* **What is required**
How many of the lines below contain the string "caption", with case counting? Reply with the number alone.

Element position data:
------------------------------------------------------------------------
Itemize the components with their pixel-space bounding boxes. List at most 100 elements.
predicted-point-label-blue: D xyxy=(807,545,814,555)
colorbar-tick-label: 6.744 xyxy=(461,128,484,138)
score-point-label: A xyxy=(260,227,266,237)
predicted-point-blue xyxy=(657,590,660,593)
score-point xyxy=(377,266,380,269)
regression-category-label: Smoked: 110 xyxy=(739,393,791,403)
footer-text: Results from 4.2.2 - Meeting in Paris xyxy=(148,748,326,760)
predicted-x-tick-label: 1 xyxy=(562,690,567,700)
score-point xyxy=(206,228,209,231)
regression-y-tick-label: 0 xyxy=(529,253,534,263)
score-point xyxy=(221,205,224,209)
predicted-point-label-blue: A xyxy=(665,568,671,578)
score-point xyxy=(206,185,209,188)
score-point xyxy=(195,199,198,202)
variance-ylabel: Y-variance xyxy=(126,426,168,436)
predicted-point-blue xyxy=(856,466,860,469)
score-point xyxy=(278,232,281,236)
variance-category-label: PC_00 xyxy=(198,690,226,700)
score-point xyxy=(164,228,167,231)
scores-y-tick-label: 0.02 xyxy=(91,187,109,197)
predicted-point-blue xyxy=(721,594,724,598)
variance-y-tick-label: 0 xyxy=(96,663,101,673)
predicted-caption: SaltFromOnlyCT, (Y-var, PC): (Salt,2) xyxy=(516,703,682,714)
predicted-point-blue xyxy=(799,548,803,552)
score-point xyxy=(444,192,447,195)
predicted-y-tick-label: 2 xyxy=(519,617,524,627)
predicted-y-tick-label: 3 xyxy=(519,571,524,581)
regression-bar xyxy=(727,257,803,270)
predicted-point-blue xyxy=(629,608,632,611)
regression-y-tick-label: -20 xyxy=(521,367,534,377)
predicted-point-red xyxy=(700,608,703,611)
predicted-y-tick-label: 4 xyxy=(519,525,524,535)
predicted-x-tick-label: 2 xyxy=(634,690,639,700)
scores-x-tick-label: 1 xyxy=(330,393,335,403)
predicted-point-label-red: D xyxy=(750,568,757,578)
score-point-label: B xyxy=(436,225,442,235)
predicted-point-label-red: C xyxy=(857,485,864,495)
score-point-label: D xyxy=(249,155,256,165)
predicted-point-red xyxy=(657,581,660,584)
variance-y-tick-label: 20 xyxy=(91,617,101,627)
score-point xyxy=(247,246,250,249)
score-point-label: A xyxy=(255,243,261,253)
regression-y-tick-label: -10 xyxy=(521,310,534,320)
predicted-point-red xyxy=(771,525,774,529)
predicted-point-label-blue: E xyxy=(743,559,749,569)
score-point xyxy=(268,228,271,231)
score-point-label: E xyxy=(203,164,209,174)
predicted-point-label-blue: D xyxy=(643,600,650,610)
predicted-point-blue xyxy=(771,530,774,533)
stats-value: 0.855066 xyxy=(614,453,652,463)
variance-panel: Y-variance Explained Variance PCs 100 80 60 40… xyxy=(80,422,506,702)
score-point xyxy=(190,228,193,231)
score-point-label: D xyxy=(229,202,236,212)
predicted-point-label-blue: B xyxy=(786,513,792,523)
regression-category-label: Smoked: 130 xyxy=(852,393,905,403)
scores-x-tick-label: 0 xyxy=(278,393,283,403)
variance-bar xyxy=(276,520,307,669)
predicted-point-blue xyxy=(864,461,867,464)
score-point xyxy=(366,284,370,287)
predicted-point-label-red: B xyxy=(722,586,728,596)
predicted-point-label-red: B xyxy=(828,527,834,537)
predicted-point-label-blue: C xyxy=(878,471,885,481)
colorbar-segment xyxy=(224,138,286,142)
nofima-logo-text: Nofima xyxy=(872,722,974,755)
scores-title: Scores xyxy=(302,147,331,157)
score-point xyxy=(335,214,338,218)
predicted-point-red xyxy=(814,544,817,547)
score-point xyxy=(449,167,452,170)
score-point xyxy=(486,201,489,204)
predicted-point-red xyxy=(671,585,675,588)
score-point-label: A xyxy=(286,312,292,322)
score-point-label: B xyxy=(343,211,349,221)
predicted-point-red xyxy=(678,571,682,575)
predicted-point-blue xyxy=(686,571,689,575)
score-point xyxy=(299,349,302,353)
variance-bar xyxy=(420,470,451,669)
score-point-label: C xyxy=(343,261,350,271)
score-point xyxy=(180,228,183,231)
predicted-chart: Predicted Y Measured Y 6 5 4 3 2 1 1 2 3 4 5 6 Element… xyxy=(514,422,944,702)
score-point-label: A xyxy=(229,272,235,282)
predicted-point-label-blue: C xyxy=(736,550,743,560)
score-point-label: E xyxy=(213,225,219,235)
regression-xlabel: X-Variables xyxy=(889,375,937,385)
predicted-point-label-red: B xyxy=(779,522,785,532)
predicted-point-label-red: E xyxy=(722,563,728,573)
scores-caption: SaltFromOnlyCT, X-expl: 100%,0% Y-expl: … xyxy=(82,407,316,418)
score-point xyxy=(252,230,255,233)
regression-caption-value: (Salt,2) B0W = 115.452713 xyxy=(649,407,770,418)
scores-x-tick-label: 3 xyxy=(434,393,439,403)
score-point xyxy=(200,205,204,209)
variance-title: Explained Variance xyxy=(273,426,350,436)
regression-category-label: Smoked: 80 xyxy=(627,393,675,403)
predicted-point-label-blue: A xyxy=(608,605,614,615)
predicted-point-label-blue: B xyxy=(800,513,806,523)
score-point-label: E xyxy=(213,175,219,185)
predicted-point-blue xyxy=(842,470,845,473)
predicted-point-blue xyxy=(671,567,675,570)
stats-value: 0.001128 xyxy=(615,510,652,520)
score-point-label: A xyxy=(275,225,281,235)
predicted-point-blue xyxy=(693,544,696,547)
------------------------------------------------------------------------
* **Exercise answer**
3